# [What the exercise asks]
Copy out all of the data below with no alterations.

╭─ Raw data

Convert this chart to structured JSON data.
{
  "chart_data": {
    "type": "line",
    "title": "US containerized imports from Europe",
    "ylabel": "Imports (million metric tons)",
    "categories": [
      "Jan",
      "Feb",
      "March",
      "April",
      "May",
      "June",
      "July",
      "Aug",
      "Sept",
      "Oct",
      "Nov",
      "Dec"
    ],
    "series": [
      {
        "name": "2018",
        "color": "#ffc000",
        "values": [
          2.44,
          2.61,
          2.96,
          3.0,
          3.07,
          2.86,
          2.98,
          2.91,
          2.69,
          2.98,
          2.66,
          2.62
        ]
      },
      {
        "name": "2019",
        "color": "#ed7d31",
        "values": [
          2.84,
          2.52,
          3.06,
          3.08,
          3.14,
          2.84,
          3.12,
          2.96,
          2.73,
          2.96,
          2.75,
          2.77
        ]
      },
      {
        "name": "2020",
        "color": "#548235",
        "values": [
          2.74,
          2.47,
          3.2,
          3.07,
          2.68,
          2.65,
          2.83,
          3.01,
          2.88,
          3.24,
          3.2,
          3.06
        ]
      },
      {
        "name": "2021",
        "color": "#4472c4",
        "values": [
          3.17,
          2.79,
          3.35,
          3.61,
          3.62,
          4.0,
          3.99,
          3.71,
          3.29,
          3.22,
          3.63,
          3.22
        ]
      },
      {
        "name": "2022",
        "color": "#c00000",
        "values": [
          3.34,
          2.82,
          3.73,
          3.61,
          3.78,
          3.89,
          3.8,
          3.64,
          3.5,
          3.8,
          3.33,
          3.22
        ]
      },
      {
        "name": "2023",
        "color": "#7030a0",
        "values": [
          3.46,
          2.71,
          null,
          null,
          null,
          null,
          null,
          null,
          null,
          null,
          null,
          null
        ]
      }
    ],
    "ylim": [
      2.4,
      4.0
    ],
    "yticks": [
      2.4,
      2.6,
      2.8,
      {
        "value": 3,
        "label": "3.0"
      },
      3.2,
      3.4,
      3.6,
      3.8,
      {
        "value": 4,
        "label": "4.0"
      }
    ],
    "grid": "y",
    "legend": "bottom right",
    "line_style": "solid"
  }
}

╰─

# [Reply to the task]
Convert this chart to structured JSON data.
{
  "chart_data": {
    "type": "line",
    "title": "US containerized imports from Europe",
    "ylabel": "Imports (million metric tons)",
    "categories": [
      "Jan",
      "Feb",
      "March",
      "April",
      "May",
      "June",
      "July",
      "Aug",
      "Sept",
      "Oct",
      "Nov",
      "Dec"
    ],
    "series": [
      {
        "name": "2018",
        "color": "#ffc000",
        "values": [
          2.44,
          2.61,
          2.96,
          3.0,
          3.07,
          2.86,
          2.98,
          2.91,
          2.69,
          2.98,
          2.66,
          2.62
        ]
      },
      {
        "name": "2019",
        "color": "#ed7d31",
        "values": [
          2.84,
          2.52,
          3.06,
          3.08,
          3.14,
          2.84,
          3.12,
          2.96,
          2.73,
          2.96,
          2.75,
          2.77
        ]
      },
      {
        "name": "2020",
        "color": "#548235",
        "values": [
          2.74,
          2.47,
          3.2,
          3.07,
          2.68,
          2.65,
          2.83,
          3.01,
          2.88,
          3.24,
          3.2,
          3.06
        ]
      },
      {
        "name": "2021",
        "color": "#4472c4",
        "values": [
          3.17,
          2.79,
          3.35,
          3.61,
          3.62,
          4.0,
          3.99,
          3.71,
          3.29,
          3.22,
          3.63,
          3.22
        ]
      },
      {
        "name": "2022",
        "color": "#c00000",
        "values": [
          3.34,
          2.82,
          3.73,
          3.61,
          3.78,
          3.89,
          3.8,
          3.64,
          3.5,
          3.8,
          3.33,
          3.22
        ]
      },
      {
        "name": "2023",
        "color": "#7030a0",
        "values": [
          3.46,
          2.71,
          null,
          null,
          null,
          null,
          null,
          null,
          null,
          null,
          null,
          null
        ]
      }
    ],
    "ylim": [
      2.4,
      4.0
    ],
    "yticks": [
      2.4,
      2.6,
      2.8,
      {
        "value": 3,
        "label": "3.0"
      },
      3.2,
      3.4,
      3.6,
      3.8,
      {
        "value": 4,
        "label": "4.0"
      }
    ],
    "grid": "y",
    "legend": "bottom right",
    "line_style": "solid"
  }
}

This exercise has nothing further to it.